Figure collection entries
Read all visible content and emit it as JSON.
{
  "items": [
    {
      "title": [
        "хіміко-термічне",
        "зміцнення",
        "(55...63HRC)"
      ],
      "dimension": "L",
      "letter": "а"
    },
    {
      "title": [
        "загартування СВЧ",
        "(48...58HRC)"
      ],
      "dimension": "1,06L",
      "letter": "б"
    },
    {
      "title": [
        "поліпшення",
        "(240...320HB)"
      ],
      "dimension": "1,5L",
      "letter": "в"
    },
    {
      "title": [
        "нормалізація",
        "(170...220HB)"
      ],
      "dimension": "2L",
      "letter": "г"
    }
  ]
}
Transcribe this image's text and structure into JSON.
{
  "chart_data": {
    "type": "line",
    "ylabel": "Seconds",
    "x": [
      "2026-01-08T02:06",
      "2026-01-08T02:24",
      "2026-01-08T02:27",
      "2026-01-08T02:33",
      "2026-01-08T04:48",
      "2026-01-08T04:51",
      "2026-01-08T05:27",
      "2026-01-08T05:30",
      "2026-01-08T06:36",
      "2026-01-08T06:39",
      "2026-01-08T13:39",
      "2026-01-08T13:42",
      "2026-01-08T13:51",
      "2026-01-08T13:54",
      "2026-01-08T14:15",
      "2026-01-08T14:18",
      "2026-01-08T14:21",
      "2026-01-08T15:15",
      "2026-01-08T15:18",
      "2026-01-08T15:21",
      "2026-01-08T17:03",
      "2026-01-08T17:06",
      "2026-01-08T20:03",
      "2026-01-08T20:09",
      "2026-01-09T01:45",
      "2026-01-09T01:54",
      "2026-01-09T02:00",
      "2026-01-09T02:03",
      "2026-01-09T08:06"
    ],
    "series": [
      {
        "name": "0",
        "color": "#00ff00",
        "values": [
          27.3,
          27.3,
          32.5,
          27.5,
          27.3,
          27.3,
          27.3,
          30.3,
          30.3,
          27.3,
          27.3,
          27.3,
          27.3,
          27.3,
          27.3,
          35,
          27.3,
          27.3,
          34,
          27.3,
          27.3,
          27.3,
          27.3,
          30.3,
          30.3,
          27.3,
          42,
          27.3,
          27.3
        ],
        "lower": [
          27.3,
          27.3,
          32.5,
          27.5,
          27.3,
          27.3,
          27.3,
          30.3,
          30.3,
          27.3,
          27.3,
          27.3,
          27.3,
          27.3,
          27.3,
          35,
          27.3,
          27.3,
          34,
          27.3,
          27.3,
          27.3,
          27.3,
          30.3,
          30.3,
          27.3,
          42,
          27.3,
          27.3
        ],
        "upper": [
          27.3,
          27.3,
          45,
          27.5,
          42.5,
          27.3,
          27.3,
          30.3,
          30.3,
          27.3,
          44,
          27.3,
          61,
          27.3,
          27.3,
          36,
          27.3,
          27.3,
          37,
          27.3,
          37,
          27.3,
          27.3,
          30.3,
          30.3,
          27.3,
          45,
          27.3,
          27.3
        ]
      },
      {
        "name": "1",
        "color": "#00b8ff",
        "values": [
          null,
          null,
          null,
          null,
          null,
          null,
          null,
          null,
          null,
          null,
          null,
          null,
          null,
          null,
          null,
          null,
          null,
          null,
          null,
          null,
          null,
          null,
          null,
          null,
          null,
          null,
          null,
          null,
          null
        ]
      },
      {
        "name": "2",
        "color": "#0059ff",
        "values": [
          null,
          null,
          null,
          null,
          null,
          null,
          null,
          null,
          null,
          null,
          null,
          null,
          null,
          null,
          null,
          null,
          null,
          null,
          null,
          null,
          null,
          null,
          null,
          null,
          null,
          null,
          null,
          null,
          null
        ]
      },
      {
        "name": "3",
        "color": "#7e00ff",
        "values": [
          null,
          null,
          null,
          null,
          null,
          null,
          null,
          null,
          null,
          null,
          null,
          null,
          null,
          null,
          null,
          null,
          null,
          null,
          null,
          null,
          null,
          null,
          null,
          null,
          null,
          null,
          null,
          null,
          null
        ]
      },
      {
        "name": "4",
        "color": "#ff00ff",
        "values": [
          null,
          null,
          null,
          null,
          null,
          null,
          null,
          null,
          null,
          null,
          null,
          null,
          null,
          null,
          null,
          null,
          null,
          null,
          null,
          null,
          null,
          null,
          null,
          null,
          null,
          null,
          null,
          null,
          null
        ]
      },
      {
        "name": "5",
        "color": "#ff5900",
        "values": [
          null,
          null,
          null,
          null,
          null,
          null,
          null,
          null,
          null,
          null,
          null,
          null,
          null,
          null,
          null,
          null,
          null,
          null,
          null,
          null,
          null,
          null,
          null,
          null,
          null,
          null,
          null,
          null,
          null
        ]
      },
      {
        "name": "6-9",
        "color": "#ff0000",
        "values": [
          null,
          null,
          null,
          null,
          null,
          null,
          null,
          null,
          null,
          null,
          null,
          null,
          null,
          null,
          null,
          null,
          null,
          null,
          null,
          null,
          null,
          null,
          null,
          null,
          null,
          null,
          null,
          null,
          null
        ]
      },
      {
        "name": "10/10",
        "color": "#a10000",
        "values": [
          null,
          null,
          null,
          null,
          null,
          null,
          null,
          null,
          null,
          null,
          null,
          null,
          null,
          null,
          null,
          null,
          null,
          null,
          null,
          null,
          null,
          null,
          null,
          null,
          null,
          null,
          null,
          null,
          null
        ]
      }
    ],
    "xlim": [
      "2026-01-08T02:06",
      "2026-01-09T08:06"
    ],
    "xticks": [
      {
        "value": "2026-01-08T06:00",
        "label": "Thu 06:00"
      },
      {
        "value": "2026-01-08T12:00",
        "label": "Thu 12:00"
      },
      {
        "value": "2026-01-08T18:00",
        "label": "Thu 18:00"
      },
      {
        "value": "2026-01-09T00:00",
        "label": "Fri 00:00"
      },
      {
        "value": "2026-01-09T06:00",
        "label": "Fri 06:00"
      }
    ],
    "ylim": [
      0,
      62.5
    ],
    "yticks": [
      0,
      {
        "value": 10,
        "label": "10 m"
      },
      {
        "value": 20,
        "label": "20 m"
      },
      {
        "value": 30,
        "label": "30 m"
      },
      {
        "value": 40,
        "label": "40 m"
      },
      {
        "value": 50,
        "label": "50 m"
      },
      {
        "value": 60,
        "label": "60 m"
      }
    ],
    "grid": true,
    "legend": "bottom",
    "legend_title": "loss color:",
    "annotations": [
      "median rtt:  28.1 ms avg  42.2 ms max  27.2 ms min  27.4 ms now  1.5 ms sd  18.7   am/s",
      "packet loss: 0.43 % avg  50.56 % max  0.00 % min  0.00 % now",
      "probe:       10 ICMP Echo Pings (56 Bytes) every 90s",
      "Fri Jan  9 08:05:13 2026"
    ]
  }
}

◆ **Exercise details**:
Which lines contain the word "JSON"? Copy each of them.

◆ **Exercise output**:
Read all visible content and emit it as JSON.
Transcribe this image's text and structure into JSON.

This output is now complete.